[Your instructions]
Copy out each line in the material below that has the word "某项目名称".

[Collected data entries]

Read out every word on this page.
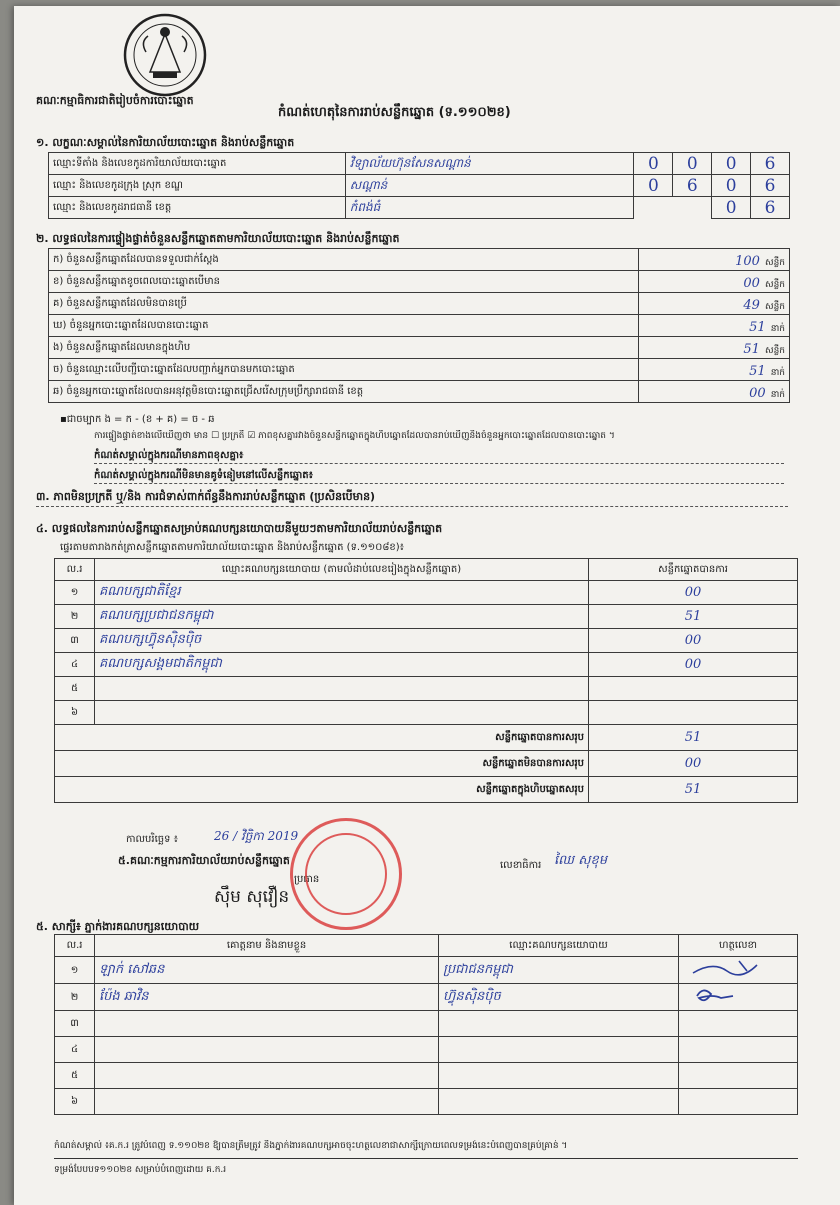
គណៈកម្មាធិការជាតិរៀបចំការបោះឆ្នោត
កំណត់ហេតុនៃការរាប់សន្លឹកឆ្នោត (ទ.១១០២ខ)
១. លក្ខណៈសម្គាល់នៃការិយាល័យបោះឆ្នោត និងរាប់សន្លឹកឆ្នោត
ឈ្មោះទីតាំង និងលេខកូដការិយាល័យបោះឆ្នោត	វិទ្យាល័យហ៊ុនសែនសណ្តាន់	0	0	0	6
ឈ្មោះ និងលេខកូដក្រុង ស្រុក ខណ្ឌ	សណ្តាន់	0	6	0	6
ឈ្មោះ និងលេខកូដរាជធានី ខេត្ត	កំពង់ធំ			0	6
២. លទ្ធផលនៃការផ្ទៀងផ្ទាត់ចំនួនសន្លឹកឆ្នោតតាមការិយាល័យបោះឆ្នោត និងរាប់សន្លឹកឆ្នោត
ក) ចំនួនសន្លឹកឆ្នោតដែលបានទទួលជាក់ស្តែង	100 សន្លឹក
ខ) ចំនួនសន្លឹកឆ្នោតខូចពេលបោះឆ្នោតបើមាន	00 សន្លឹក
គ) ចំនួនសន្លឹកឆ្នោតដែលមិនបានប្រើ	49 សន្លឹក
ឃ) ចំនួនអ្នកបោះឆ្នោតដែលបានបោះឆ្នោត	51 នាក់
ង) ចំនួនសន្លឹកឆ្នោតដែលមានក្នុងហិប	51 សន្លឹក
ច) ចំនួនឈ្មោះលើបញ្ជីបោះឆ្នោតដែលបញ្ជាក់អ្នកបានមកបោះឆ្នោត	51 នាក់
ឆ) ចំនួនអ្នកបោះឆ្នោតដែលបានអនុវត្តមិនបោះឆ្នោតជ្រើសរើសក្រុមប្រឹក្សារាជធានី ខេត្ត	00 នាក់
▪ជាចម្បាក ង = ក - (ខ + គ) = ច - ឆ
ការផ្ទៀងផ្ទាត់ខាងលើឃើញថា មាន ☐ ប្រក្រតី ☑ ភាពខុសគ្នារវាងចំនួនសន្លឹកឆ្នោតក្នុងហិបឆ្នោតដែលបានរាប់ឃើញនិងចំនួនអ្នកបោះឆ្នោតដែលបានបោះឆ្នោត ។
កំណត់សម្គាល់ក្នុងករណីមានភាពខុសគ្នា៖
កំណត់សម្គាល់ក្នុងករណីមិនមានគូទំនៀមនៅលើសន្លឹកឆ្នោត៖
៣. ភាពមិនប្រក្រតី ឬ/និង ការជំទាស់ពាក់ព័ន្ធនឹងការរាប់សន្លឹកឆ្នោត (ប្រសិនបើមាន)
៤. លទ្ធផលនៃការរាប់សន្លឹកឆ្នោតសម្រាប់គណបក្សនយោបាយនីមួយៗតាមការិយាល័យរាប់សន្លឹកឆ្នោត
ផ្ទេរតាមតារាងកត់ត្រាសន្លឹកឆ្នោតតាមការិយាល័យបោះឆ្នោត និងរាប់សន្លឹកឆ្នោត (ទ.១១០៨ខ)៖
ល.រ	ឈ្មោះគណបក្សនយោបាយ (តាមលំដាប់លេខរៀងក្នុងសន្លឹកឆ្នោត)	សន្លឹកឆ្នោតបានការ
១	គណបក្សជាតិខ្មែរ	00
២	គណបក្សប្រជាជនកម្ពុជា	51
៣	គណបក្សហ៊្វុនស៊ិនប៉ិច	00
៤	គណបក្សសង្គមជាតិកម្ពុជា	00
៥		
៦		
សន្លឹកឆ្នោតបានការសរុប		51
សន្លឹកឆ្នោតមិនបានការសរុប		00
សន្លឹកឆ្នោតក្នុងហិបឆ្នោតសរុប		51
កាលបរិច្ឆេទ ៖	26 / វិច្ឆិកា 2019
៥.គណៈកម្មការការិយាល័យរាប់សន្លឹកឆ្នោត
ប្រធាន
ស៊ឹម សុវឿន
លេខាធិការ ឈៃ សុខុម
៥. សាក្សី៖ ភ្នាក់ងារគណបក្សនយោបាយ
ល.រ	គោត្តនាម និងនាមខ្លួន	ឈ្មោះគណបក្សនយោបាយ	ហត្ថលេខា
១	ឡាក់ សៅឆន	ប្រជាជនកម្ពុជា	
២	ប៉ែង ឆាវិន	ហ៊្វុនស៊ិនប៉ិច	
៣			
៤			
៥			
៦			
កំណត់សម្គាល់ ៖គ.ក.រ ត្រូវបំពេញ ទ.១១០២ខ ឱ្យបានត្រឹមត្រូវ និងភ្នាក់ងារគណបក្សអាចចុះហត្ថលេខាជាសាក្សីក្រោយពេលទម្រង់នេះបំពេញបានគ្រប់គ្រាន់ ។
ទម្រង់បែបបទ១១០២ខ សម្រាប់បំពេញដោយ គ.ក.រ
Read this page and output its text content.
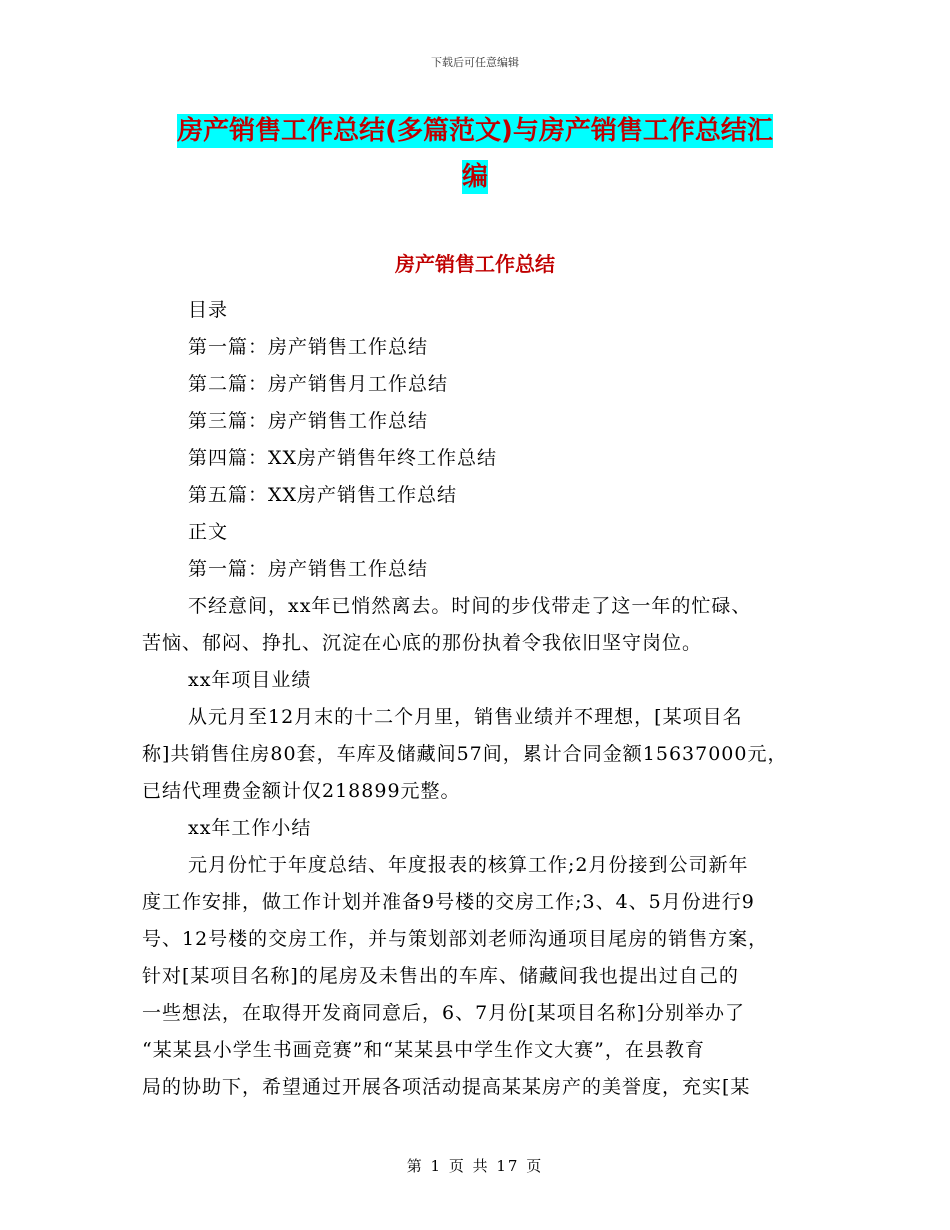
下载后可任意编辑
房产销售工作总结(多篇范文)与房产销售工作总结汇
编
房产销售工作总结
目录
第一篇：房产销售工作总结
第二篇：房产销售月工作总结
第三篇：房产销售工作总结
第四篇：XX房产销售年终工作总结
第五篇：XX房产销售工作总结
正文
第一篇：房产销售工作总结
不经意间，xx年已悄然离去。时间的步伐带走了这一年的忙碌、
苦恼、郁闷、挣扎、沉淀在心底的那份执着令我依旧坚守岗位。
xx年项目业绩
从元月至12月末的十二个月里，销售业绩并不理想，[某项目名
称]共销售住房80套，车库及储藏间57间，累计合同金额15637000元，
已结代理费金额计仅218899元整。
xx年工作小结
元月份忙于年度总结、年度报表的核算工作;2月份接到公司新年
度工作安排，做工作计划并准备9号楼的交房工作;3、4、5月份进行9
号、12号楼的交房工作，并与策划部刘老师沟通项目尾房的销售方案，
针对[某项目名称]的尾房及未售出的车库、储藏间我也提出过自己的
一些想法，在取得开发商同意后，6、7月份[某项目名称]分别举办了
“某某县小学生书画竞赛”和“某某县中学生作文大赛”，在县教育
局的协助下，希望通过开展各项活动提高某某房产的美誉度，充实[某
第 1 页 共 17 页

[Response for this exercise]
针对[某项目名称]的尾房及未售出的车库、储藏间我也提出过自己的
一些想法，在取得开发商同意后，6、7月份[某项目名称]分别举办了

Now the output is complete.